- _Written instruction_
Copy out every line containing the word "มภาษณ".

- _Records provided_
=======

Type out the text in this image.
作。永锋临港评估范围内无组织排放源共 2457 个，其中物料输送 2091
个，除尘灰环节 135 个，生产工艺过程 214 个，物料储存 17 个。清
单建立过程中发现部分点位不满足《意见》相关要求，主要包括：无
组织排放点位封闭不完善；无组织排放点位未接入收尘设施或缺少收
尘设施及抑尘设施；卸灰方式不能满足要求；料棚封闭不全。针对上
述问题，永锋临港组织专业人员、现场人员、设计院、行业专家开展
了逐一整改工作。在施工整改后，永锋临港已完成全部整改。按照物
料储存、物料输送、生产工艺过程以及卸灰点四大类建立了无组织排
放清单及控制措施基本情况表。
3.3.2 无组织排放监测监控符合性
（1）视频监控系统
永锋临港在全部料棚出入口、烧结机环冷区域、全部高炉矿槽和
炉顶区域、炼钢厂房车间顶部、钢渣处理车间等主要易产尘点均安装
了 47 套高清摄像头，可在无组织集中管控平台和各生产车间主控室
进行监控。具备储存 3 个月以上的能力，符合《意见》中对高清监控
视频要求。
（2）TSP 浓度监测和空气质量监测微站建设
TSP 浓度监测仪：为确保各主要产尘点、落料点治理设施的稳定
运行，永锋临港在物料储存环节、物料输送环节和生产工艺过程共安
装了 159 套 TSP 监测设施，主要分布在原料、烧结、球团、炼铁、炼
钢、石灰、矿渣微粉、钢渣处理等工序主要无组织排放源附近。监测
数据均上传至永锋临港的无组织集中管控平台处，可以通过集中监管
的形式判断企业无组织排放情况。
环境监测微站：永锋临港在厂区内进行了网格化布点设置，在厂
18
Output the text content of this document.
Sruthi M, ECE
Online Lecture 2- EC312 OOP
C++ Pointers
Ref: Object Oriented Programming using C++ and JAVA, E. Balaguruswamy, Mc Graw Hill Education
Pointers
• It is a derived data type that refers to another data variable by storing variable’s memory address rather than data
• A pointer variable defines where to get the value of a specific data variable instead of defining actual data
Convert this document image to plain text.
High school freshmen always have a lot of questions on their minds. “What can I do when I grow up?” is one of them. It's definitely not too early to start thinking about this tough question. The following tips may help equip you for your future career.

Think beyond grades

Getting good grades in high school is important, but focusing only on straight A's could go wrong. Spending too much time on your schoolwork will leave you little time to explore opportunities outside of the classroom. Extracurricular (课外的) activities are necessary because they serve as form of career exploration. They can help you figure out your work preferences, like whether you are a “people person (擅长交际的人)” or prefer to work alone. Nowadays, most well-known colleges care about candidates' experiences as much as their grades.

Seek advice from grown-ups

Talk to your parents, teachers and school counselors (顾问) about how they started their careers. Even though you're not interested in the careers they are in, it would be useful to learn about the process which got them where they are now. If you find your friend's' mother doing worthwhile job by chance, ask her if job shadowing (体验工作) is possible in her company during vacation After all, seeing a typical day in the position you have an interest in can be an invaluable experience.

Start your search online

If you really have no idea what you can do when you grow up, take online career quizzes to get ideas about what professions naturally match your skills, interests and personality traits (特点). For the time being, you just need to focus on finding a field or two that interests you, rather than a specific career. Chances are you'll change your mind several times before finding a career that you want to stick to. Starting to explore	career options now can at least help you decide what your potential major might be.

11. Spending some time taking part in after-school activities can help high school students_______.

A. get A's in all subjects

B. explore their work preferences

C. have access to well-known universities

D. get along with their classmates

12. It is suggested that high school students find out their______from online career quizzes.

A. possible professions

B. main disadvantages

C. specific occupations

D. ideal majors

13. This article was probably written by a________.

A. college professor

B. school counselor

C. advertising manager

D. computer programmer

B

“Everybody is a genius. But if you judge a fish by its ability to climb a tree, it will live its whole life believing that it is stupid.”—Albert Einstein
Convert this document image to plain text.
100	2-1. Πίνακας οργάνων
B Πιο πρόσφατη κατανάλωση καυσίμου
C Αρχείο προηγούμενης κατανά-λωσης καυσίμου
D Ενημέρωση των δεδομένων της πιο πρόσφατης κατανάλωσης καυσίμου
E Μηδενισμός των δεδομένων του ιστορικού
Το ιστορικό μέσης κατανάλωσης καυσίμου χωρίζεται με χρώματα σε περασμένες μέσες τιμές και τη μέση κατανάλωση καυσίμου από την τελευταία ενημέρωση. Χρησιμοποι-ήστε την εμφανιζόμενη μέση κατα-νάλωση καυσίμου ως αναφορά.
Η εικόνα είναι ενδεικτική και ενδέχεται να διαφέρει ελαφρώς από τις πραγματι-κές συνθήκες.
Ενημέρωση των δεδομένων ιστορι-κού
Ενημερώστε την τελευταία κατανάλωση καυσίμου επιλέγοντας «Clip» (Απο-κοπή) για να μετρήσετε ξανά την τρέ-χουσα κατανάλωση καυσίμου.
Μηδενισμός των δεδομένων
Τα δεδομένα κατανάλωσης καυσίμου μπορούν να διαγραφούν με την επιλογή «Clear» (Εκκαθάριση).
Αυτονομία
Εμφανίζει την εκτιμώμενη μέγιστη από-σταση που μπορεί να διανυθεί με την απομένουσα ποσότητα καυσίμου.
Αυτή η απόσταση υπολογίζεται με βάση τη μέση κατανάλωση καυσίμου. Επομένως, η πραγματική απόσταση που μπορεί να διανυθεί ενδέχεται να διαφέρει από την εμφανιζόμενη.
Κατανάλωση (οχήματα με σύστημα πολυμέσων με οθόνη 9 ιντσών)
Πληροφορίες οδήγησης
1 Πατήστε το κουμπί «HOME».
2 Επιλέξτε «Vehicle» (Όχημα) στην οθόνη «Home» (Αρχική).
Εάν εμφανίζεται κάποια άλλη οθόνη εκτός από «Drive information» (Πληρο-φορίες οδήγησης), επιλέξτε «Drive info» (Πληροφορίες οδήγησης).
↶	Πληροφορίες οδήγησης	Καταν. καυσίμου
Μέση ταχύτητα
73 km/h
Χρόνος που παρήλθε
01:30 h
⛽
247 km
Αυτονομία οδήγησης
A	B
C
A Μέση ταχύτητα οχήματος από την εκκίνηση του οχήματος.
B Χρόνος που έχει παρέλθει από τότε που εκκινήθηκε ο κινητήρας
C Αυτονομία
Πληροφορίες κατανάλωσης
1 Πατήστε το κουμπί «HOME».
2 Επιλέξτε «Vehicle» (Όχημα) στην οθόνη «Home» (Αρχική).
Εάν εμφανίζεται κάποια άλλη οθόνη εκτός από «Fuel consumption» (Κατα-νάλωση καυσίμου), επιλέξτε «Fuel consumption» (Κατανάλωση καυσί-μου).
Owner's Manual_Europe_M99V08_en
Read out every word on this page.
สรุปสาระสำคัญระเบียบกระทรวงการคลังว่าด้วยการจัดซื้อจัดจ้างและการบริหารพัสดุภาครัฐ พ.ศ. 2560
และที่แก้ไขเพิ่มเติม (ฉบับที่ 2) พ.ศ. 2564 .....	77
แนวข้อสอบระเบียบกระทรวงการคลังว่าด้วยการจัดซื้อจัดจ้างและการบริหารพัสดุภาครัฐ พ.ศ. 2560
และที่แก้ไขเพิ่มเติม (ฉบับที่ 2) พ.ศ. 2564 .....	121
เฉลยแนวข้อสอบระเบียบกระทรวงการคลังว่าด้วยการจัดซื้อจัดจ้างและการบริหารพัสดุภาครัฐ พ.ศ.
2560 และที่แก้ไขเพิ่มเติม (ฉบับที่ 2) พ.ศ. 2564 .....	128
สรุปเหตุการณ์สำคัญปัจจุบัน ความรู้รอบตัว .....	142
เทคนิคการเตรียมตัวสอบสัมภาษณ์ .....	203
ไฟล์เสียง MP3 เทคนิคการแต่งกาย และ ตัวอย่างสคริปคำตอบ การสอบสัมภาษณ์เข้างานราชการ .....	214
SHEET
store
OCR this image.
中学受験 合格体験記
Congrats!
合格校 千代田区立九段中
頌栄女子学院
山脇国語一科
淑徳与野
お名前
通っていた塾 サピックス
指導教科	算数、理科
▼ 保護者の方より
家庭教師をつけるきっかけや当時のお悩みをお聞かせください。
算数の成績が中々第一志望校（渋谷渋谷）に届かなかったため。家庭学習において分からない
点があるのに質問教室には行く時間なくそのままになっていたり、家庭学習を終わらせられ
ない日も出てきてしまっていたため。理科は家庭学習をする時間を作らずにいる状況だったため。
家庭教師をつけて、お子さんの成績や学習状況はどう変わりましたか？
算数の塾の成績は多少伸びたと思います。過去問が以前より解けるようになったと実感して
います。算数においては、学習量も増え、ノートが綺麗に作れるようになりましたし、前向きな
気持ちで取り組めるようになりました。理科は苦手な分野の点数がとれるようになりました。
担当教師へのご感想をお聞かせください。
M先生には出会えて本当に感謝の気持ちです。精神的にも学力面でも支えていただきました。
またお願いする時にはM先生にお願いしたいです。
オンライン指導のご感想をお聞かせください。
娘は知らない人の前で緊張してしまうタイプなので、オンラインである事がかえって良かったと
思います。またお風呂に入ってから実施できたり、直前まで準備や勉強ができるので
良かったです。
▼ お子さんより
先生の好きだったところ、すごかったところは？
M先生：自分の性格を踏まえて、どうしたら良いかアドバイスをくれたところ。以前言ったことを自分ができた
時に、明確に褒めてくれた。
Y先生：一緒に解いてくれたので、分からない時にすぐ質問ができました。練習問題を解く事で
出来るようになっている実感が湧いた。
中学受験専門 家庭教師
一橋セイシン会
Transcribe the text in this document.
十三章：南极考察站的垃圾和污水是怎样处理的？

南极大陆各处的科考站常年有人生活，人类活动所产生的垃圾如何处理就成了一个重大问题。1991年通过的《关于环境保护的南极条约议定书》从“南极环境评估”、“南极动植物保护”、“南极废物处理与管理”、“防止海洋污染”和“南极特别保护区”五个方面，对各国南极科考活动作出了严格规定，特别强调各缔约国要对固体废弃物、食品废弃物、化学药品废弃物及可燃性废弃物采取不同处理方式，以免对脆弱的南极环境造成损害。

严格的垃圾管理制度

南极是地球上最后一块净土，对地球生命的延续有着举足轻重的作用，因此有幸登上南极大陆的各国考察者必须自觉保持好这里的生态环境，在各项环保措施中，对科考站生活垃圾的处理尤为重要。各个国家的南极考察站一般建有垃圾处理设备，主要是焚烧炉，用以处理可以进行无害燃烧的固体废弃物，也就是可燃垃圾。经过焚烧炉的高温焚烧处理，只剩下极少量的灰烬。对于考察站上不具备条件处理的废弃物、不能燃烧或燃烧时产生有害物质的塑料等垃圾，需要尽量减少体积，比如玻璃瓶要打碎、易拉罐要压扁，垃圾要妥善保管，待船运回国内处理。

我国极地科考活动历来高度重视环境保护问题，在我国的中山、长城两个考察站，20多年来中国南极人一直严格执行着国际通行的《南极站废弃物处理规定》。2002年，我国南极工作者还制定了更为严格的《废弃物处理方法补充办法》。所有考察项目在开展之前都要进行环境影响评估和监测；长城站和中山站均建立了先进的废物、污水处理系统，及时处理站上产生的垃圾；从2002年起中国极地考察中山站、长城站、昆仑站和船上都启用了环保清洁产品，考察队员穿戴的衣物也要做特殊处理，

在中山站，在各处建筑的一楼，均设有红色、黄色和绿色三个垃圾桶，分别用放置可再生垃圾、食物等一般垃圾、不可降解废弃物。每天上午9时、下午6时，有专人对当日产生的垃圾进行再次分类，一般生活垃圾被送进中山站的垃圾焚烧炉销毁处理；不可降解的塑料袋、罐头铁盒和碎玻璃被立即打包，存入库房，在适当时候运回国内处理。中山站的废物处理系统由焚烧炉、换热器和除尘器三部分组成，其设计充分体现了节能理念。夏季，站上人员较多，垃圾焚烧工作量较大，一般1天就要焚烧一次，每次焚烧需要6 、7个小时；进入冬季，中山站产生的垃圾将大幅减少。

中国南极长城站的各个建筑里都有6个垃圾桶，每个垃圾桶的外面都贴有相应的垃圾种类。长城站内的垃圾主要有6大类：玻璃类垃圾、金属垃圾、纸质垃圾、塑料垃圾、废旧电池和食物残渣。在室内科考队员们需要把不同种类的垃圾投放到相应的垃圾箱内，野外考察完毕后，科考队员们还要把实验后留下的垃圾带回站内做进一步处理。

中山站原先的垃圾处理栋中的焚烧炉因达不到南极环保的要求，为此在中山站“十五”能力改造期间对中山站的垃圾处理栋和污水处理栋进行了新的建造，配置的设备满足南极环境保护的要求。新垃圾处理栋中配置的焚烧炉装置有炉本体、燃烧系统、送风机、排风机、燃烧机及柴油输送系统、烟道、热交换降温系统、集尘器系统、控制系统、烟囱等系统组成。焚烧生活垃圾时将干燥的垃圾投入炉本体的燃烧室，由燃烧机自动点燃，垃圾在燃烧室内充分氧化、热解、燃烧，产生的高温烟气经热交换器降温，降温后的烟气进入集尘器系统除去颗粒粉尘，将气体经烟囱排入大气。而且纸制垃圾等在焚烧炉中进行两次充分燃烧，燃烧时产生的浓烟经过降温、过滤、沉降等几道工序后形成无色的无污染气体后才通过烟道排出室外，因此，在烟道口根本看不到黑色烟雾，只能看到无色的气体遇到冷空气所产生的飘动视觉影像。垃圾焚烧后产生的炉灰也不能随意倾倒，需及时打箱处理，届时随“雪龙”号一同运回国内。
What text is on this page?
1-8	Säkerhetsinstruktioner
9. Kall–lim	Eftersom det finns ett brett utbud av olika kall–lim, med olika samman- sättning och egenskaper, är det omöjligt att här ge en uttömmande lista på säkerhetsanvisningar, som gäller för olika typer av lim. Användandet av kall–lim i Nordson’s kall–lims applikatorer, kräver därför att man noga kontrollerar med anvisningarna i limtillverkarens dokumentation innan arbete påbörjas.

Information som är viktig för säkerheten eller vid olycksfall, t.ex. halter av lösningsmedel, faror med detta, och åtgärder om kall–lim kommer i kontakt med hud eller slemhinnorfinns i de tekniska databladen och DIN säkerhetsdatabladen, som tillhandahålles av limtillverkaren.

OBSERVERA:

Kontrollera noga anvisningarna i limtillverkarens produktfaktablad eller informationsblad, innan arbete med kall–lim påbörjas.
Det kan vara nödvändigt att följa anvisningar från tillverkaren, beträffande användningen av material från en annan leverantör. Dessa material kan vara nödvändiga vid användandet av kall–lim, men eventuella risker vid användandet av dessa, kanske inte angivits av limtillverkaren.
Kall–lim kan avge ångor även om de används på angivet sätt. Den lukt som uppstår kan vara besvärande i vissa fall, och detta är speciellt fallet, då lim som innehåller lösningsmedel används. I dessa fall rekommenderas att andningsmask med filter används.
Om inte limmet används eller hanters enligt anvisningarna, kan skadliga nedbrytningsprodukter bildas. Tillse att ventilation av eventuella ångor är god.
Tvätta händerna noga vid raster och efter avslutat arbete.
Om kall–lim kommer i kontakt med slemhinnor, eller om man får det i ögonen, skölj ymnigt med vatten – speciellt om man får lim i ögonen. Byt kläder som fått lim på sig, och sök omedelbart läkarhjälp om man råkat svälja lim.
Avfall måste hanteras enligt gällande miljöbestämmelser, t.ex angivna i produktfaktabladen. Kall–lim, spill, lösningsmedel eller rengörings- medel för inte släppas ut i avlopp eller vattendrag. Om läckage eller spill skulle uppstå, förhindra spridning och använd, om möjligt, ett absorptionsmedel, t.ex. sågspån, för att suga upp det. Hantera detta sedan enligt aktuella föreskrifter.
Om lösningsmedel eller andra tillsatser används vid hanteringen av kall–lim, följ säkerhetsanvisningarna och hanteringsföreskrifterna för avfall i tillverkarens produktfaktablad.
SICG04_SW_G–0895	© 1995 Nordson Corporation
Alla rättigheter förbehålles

=======

- _Result for this task_
เทคนิคการเตรียมตัวสอบสัมภาษณ์ .....	203
ไฟล์เสียง MP3 เทคนิคการแต่งกาย และ ตัวอย่างสคริปคำตอบ การสอบสัมภาษณ์เข้างานราชการ .....	214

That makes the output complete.